- _What is expected_
Locate each line of the material that contains "name", then return it.

- _Data_
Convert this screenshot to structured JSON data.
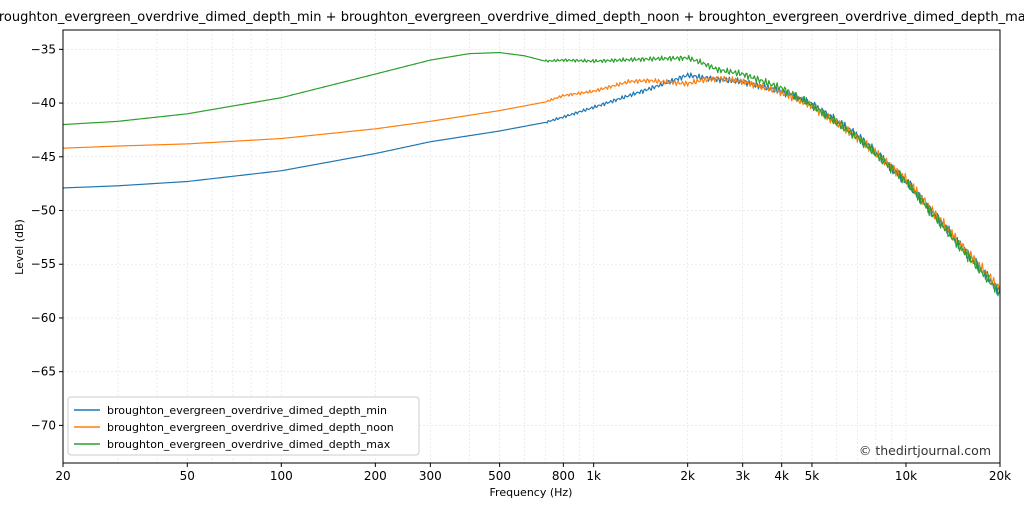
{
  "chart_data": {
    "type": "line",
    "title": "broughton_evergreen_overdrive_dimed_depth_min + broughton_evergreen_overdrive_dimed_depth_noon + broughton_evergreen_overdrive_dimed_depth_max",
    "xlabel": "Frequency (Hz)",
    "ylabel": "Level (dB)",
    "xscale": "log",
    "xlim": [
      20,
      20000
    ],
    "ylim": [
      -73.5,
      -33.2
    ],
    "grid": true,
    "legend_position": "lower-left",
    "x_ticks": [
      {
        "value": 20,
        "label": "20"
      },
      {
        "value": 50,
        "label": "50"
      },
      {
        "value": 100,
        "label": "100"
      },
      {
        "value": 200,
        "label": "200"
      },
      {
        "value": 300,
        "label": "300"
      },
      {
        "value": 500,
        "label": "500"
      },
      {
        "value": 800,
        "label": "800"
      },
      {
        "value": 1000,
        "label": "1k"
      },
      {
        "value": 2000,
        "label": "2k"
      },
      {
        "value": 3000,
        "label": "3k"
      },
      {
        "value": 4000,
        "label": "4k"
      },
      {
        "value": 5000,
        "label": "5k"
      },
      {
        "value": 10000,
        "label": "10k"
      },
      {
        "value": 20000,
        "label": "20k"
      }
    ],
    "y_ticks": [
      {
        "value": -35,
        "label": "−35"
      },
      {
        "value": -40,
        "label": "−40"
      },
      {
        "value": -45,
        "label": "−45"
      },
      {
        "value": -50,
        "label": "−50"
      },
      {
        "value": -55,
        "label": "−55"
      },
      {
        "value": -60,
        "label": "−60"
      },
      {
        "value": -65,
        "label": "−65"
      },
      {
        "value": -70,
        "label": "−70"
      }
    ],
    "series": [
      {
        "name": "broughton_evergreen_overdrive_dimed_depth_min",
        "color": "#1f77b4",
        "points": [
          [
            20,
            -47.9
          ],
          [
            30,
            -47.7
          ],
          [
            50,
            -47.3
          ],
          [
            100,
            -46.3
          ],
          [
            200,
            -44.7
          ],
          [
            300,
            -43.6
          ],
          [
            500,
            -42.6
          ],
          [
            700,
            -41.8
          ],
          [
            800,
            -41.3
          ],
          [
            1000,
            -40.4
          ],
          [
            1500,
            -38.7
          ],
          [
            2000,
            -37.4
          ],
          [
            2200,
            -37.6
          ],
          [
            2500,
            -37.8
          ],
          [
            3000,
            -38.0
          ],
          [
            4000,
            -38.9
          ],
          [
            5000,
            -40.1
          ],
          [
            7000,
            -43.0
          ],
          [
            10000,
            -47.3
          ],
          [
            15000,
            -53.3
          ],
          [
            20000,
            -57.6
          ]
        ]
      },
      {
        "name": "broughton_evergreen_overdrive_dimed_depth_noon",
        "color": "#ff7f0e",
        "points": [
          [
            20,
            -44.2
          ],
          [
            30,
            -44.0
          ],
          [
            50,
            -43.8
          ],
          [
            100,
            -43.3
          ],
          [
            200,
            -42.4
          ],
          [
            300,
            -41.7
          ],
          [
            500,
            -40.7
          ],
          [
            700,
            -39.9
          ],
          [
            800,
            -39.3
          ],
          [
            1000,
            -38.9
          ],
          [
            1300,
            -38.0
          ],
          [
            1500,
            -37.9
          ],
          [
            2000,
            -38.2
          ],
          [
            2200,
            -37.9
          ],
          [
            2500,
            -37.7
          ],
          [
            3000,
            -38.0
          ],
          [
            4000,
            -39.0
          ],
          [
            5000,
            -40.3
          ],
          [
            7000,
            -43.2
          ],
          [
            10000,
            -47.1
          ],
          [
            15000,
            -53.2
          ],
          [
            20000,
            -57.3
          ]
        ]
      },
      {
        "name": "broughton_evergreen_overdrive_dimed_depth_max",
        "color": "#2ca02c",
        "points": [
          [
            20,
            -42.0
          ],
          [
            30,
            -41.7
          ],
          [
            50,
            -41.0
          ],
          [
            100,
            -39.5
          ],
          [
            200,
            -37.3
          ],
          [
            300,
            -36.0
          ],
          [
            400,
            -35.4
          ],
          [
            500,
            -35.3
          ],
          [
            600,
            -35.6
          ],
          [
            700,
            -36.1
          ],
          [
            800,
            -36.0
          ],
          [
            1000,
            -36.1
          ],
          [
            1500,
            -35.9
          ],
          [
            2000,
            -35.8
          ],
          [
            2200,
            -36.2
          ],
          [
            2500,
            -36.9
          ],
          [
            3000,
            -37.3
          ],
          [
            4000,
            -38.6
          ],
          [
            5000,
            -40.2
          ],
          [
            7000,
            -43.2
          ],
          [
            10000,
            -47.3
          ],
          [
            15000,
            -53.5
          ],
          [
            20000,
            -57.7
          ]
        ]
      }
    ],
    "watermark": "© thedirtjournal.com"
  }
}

- _Right answer_
        "name": "broughton_evergreen_overdrive_dimed_depth_min",
        "name": "broughton_evergreen_overdrive_dimed_depth_noon",
        "name": "broughton_evergreen_overdrive_dimed_depth_max",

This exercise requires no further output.